PROBLEM. Copy every record word for word.

INPUT ROWS.
****************************************

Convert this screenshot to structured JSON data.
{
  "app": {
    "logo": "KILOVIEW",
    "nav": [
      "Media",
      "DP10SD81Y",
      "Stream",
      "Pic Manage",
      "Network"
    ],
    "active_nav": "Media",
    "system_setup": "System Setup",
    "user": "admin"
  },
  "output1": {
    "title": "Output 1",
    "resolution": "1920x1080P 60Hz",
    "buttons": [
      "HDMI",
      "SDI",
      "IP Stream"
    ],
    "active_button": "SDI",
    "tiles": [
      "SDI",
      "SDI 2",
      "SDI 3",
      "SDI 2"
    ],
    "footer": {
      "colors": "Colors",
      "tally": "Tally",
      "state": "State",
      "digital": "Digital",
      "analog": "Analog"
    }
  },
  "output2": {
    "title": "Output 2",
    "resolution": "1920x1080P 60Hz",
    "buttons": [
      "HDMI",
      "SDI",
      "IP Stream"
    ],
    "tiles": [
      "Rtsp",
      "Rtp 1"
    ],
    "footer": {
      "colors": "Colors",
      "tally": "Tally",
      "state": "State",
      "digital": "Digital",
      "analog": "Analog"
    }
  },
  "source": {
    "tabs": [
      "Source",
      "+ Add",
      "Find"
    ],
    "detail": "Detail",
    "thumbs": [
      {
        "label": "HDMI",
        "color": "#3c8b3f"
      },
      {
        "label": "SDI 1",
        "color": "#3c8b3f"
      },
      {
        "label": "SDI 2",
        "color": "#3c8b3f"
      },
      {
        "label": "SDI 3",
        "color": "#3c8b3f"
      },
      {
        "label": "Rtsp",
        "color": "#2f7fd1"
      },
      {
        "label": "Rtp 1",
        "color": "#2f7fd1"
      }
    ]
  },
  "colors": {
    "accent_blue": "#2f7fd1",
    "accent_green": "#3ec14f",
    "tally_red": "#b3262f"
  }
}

****************************************

TASK ANSWER.
Convert this screenshot to structured JSON data.
{
  "app": {
    "logo": "KILOVIEW",
    "nav": [
      "Media",
      "DP10SD81Y",
      "Stream",
      "Pic Manage",
      "Network"
    ],
    "active_nav": "Media",
    "system_setup": "System Setup",
    "user": "admin"
  },
  "output1": {
    "title": "Output 1",
    "resolution": "1920x1080P 60Hz",
    "buttons": [
      "HDMI",
      "SDI",
      "IP Stream"
    ],
    "active_button": "SDI",
    "tiles": [
      "SDI",
      "SDI 2",
      "SDI 3",
      "SDI 2"
    ],
    "footer": {
      "colors": "Colors",
      "tally": "Tally",
      "state": "State",
      "digital": "Digital",
      "analog": "Analog"
    }
  },
  "output2": {
    "title": "Output 2",
    "resolution": "1920x1080P 60Hz",
    "buttons": [
      "HDMI",
      "SDI",
      "IP Stream"
    ],
    "tiles": [
      "Rtsp",
      "Rtp 1"
    ],
    "footer": {
      "colors": "Colors",
      "tally": "Tally",
      "state": "State",
      "digital": "Digital",
      "analog": "Analog"
    }
  },
  "source": {
    "tabs": [
      "Source",
      "+ Add",
      "Find"
    ],
    "detail": "Detail",
    "thumbs": [
      {
        "label": "HDMI",
        "color": "#3c8b3f"
      },
      {
        "label": "SDI 1",
        "color": "#3c8b3f"
      },
      {
        "label": "SDI 2",
        "color": "#3c8b3f"
      },
      {
        "label": "SDI 3",
        "color": "#3c8b3f"
      },
      {
        "label": "Rtsp",
        "color": "#2f7fd1"
      },
      {
        "label": "Rtp 1",
        "color": "#2f7fd1"
      }
    ]
  },
  "colors": {
    "accent_blue": "#2f7fd1",
    "accent_green": "#3ec14f",
    "tally_red": "#b3262f"
  }
}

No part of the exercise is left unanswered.